• _Objective_:
Return all of the data exactly as written, without the pictures.

:: Material for this exercise

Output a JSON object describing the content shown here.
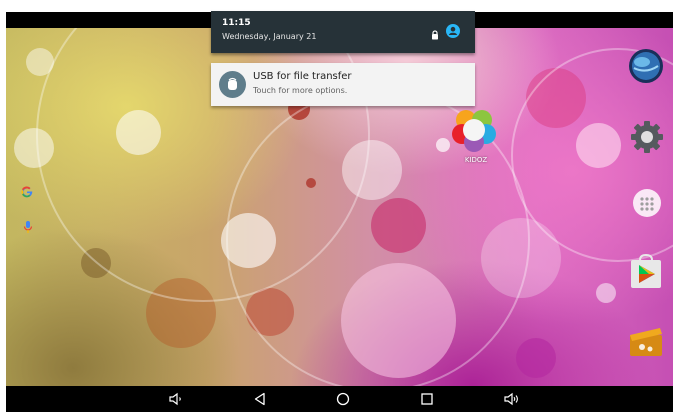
{
  "notification_shade": {
    "time": "11:15",
    "date": "Wednesday, January 21",
    "icons": [
      "lock-icon",
      "account-circle-icon"
    ]
  },
  "notification": {
    "icon": "usb-icon",
    "title": "USB for file transfer",
    "subtitle": "Touch for more options."
  },
  "home_screen": {
    "apps": [
      {
        "label": "KIDOZ",
        "icon": "kidoz-icon"
      }
    ],
    "dock_icons": [
      "browser-globe-icon",
      "settings-gear-icon",
      "app-drawer-icon",
      "play-store-icon",
      "clapperboard-icon"
    ],
    "left_widgets": [
      "google-g-icon",
      "microphone-icon"
    ]
  },
  "navigation_bar": {
    "buttons": [
      "volume-down-icon",
      "back-icon",
      "home-icon",
      "recents-icon",
      "volume-up-icon"
    ]
  },
  "colors": {
    "shade_bg": "#263238",
    "card_bg": "#f3f3f3",
    "account_accent": "#29b6f6",
    "usb_icon_bg": "#5f7d8b"
  }
}
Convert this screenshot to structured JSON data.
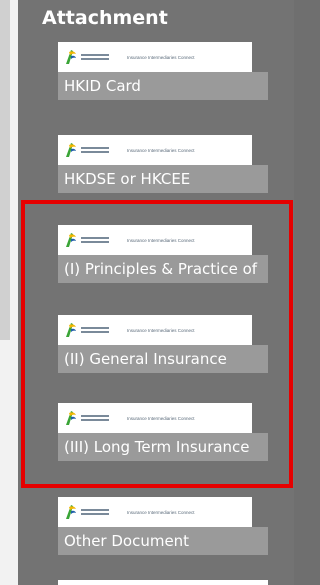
{
  "section": {
    "title": "Attachment"
  },
  "attachments": [
    {
      "banner_text": "Insurance Intermediaries Connect",
      "label": "HKID Card"
    },
    {
      "banner_text": "Insurance Intermediaries Connect",
      "label": "HKDSE or HKCEE"
    },
    {
      "banner_text": "Insurance Intermediaries Connect",
      "label": "(I) Principles & Practice of"
    },
    {
      "banner_text": "Insurance Intermediaries Connect",
      "label": "(II) General Insurance"
    },
    {
      "banner_text": "Insurance Intermediaries Connect",
      "label": "(III) Long Term Insurance"
    },
    {
      "banner_text": "Insurance Intermediaries Connect",
      "label": "Other Document"
    }
  ],
  "colors": {
    "highlight": "#e60000",
    "panel": "#737373",
    "label_bg": "#9a9a9a"
  },
  "icons": {
    "logo": "ia-logo-icon"
  }
}
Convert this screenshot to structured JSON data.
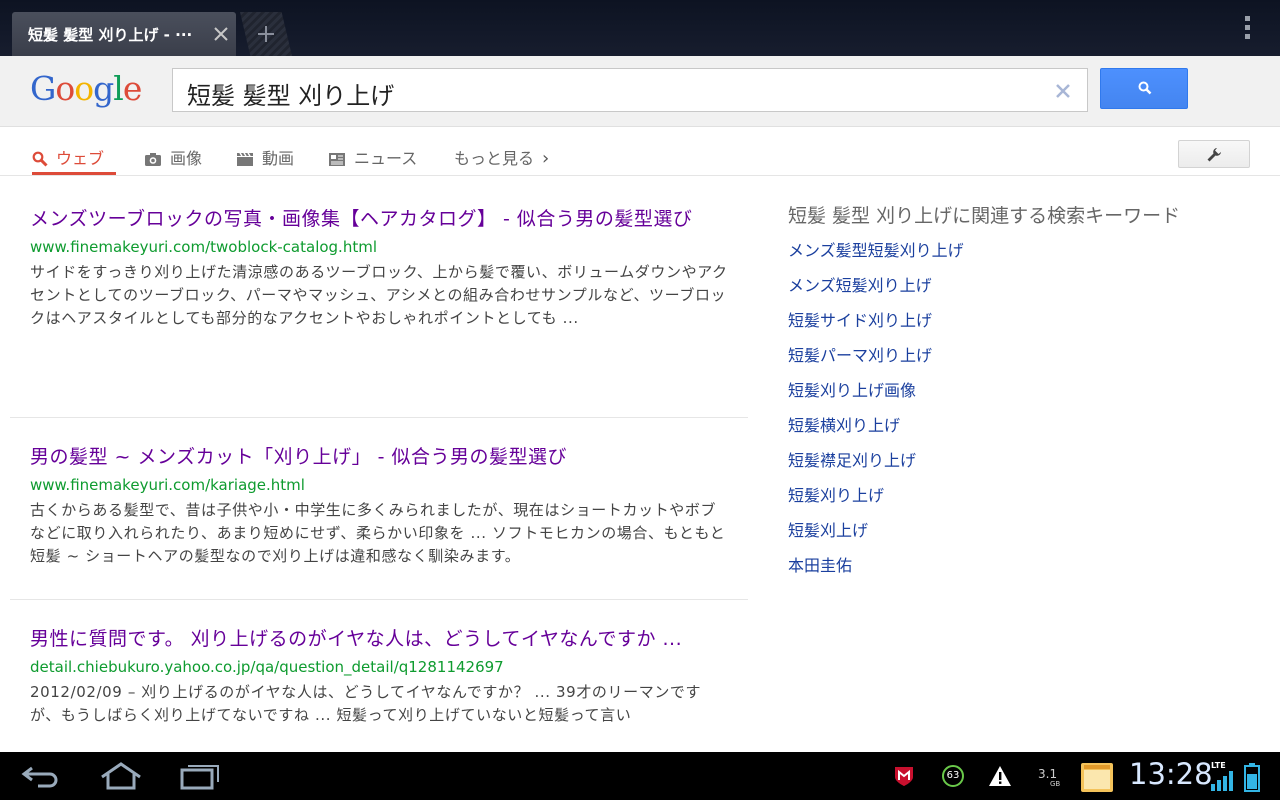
{
  "browser": {
    "tab_title": "短髪 髪型 刈り上げ - ···",
    "new_tab_symbol": "+"
  },
  "header": {
    "logo_letters": [
      "G",
      "o",
      "o",
      "g",
      "l",
      "e"
    ],
    "logo_colors": [
      "#3366cc",
      "#dd4b39",
      "#f4b400",
      "#3366cc",
      "#0f9d58",
      "#dd4b39"
    ],
    "search_query": "短髪 髪型 刈り上げ"
  },
  "nav": {
    "web": "ウェブ",
    "images": "画像",
    "video": "動画",
    "news": "ニュース",
    "more": "もっと見る",
    "more_chevron": "›"
  },
  "results": [
    {
      "title": "メンズツーブロックの写真・画像集【ヘアカタログ】 - 似合う男の髪型選び",
      "url": "www.finemakeyuri.com/twoblock-catalog.html",
      "snippet": "サイドをすっきり刈り上げた清涼感のあるツーブロック、上から髪で覆い、ボリュームダウンやアクセントとしてのツーブロック、パーマやマッシュ、アシメとの組み合わせサンプルなど、ツーブロックはヘアスタイルとしても部分的なアクセントやおしゃれポイントとしても ..."
    },
    {
      "title": "男の髪型 ~ メンズカット「刈り上げ」 - 似合う男の髪型選び",
      "url": "www.finemakeyuri.com/kariage.html",
      "snippet": "古くからある髪型で、昔は子供や小・中学生に多くみられましたが、現在はショートカットやボブなどに取り入れられたり、あまり短めにせず、柔らかい印象を ... ソフトモヒカンの場合、もともと短髪 ~ ショートヘアの髪型なので刈り上げは違和感なく馴染みます。"
    },
    {
      "title": "男性に質問です。 刈り上げるのがイヤな人は、どうしてイヤなんですか ...",
      "url": "detail.chiebukuro.yahoo.co.jp/qa/question_detail/q1281142697",
      "snippet": "2012/02/09 – 刈り上げるのがイヤな人は、どうしてイヤなんですか？ ... 39才のリーマンですが、もうしばらく刈り上げてないですね ... 短髪って刈り上げていないと短髪って言い"
    }
  ],
  "related": {
    "heading": "短髪 髪型 刈り上げに関連する検索キーワード",
    "items": [
      "メンズ髪型短髪刈り上げ",
      "メンズ短髪刈り上げ",
      "短髪サイド刈り上げ",
      "短髪パーマ刈り上げ",
      "短髪刈り上げ画像",
      "短髪横刈り上げ",
      "短髪襟足刈り上げ",
      "短髪刈り上げ",
      "短髪刈上げ",
      "本田圭佑"
    ]
  },
  "system_bar": {
    "clock": "13:28",
    "notification_count": "63",
    "storage_value": "3.1",
    "storage_unit": "GB",
    "network": "LTE",
    "accent": "#33b5e5"
  }
}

::::

• _The answer_:
Output a JSON object describing the content shown here.
{
  "notification_shade": {
    "time": "11:15",
    "date": "Wednesday, January 21",
    "icons": [
      "lock-icon",
      "account-circle-icon"
    ]
  },
  "notification": {
    "icon": "usb-icon",
    "title": "USB for file transfer",
    "subtitle": "Touch for more options."
  },
  "home_screen": {
    "apps": [
      {
        "label": "KIDOZ",
        "icon": "kidoz-icon"
      }
    ],
    "dock_icons": [
      "browser-globe-icon",
      "settings-gear-icon",
      "app-drawer-icon",
      "play-store-icon",
      "clapperboard-icon"
    ],
    "left_widgets": [
      "google-g-icon",
      "microphone-icon"
    ]
  },
  "navigation_bar": {
    "buttons": [
      "volume-down-icon",
      "back-icon",
      "home-icon",
      "recents-icon",
      "volume-up-icon"
    ]
  },
  "colors": {
    "shade_bg": "#263238",
    "card_bg": "#f3f3f3",
    "account_accent": "#29b6f6",
    "usb_icon_bg": "#5f7d8b"
  }
}
Convert this screenshot to structured JSON data.
{
  "section": {
    "title": "Attachment"
  },
  "attachments": [
    {
      "banner_text": "Insurance Intermediaries Connect",
      "label": "HKID Card"
    },
    {
      "banner_text": "Insurance Intermediaries Connect",
      "label": "HKDSE or HKCEE"
    },
    {
      "banner_text": "Insurance Intermediaries Connect",
      "label": "(I) Principles & Practice of"
    },
    {
      "banner_text": "Insurance Intermediaries Connect",
      "label": "(II) General Insurance"
    },
    {
      "banner_text": "Insurance Intermediaries Connect",
      "label": "(III) Long Term Insurance"
    },
    {
      "banner_text": "Insurance Intermediaries Connect",
      "label": "Other Document"
    }
  ],
  "colors": {
    "highlight": "#e60000",
    "panel": "#737373",
    "label_bg": "#9a9a9a"
  },
  "icons": {
    "logo": "ia-logo-icon"
  }
}
Convert this screenshot to structured JSON data.
{
  "browser": {
    "tab_title": "短髪 髪型 刈り上げ - ···",
    "new_tab_symbol": "+"
  },
  "header": {
    "logo_letters": [
      "G",
      "o",
      "o",
      "g",
      "l",
      "e"
    ],
    "logo_colors": [
      "#3366cc",
      "#dd4b39",
      "#f4b400",
      "#3366cc",
      "#0f9d58",
      "#dd4b39"
    ],
    "search_query": "短髪 髪型 刈り上げ"
  },
  "nav": {
    "web": "ウェブ",
    "images": "画像",
    "video": "動画",
    "news": "ニュース",
    "more": "もっと見る",
    "more_chevron": "›"
  },
  "results": [
    {
      "title": "メンズツーブロックの写真・画像集【ヘアカタログ】 - 似合う男の髪型選び",
      "url": "www.finemakeyuri.com/twoblock-catalog.html",
      "snippet": "サイドをすっきり刈り上げた清涼感のあるツーブロック、上から髪で覆い、ボリュームダウンやアクセントとしてのツーブロック、パーマやマッシュ、アシメとの組み合わせサンプルなど、ツーブロックはヘアスタイルとしても部分的なアクセントやおしゃれポイントとしても ..."
    },
    {
      "title": "男の髪型 ~ メンズカット「刈り上げ」 - 似合う男の髪型選び",
      "url": "www.finemakeyuri.com/kariage.html",
      "snippet": "古くからある髪型で、昔は子供や小・中学生に多くみられましたが、現在はショートカットやボブなどに取り入れられたり、あまり短めにせず、柔らかい印象を ... ソフトモヒカンの場合、もともと短髪 ~ ショートヘアの髪型なので刈り上げは違和感なく馴染みます。"
    },
    {
      "title": "男性に質問です。 刈り上げるのがイヤな人は、どうしてイヤなんですか ...",
      "url": "detail.chiebukuro.yahoo.co.jp/qa/question_detail/q1281142697",
      "snippet": "2012/02/09 – 刈り上げるのがイヤな人は、どうしてイヤなんですか？ ... 39才のリーマンですが、もうしばらく刈り上げてないですね ... 短髪って刈り上げていないと短髪って言い"
    }
  ],
  "related": {
    "heading": "短髪 髪型 刈り上げに関連する検索キーワード",
    "items": [
      "メンズ髪型短髪刈り上げ",
      "メンズ短髪刈り上げ",
      "短髪サイド刈り上げ",
      "短髪パーマ刈り上げ",
      "短髪刈り上げ画像",
      "短髪横刈り上げ",
      "短髪襟足刈り上げ",
      "短髪刈り上げ",
      "短髪刈上げ",
      "本田圭佑"
    ]
  },
  "system_bar": {
    "clock": "13:28",
    "notification_count": "63",
    "storage_value": "3.1",
    "storage_unit": "GB",
    "network": "LTE",
    "accent": "#33b5e5"
  }
}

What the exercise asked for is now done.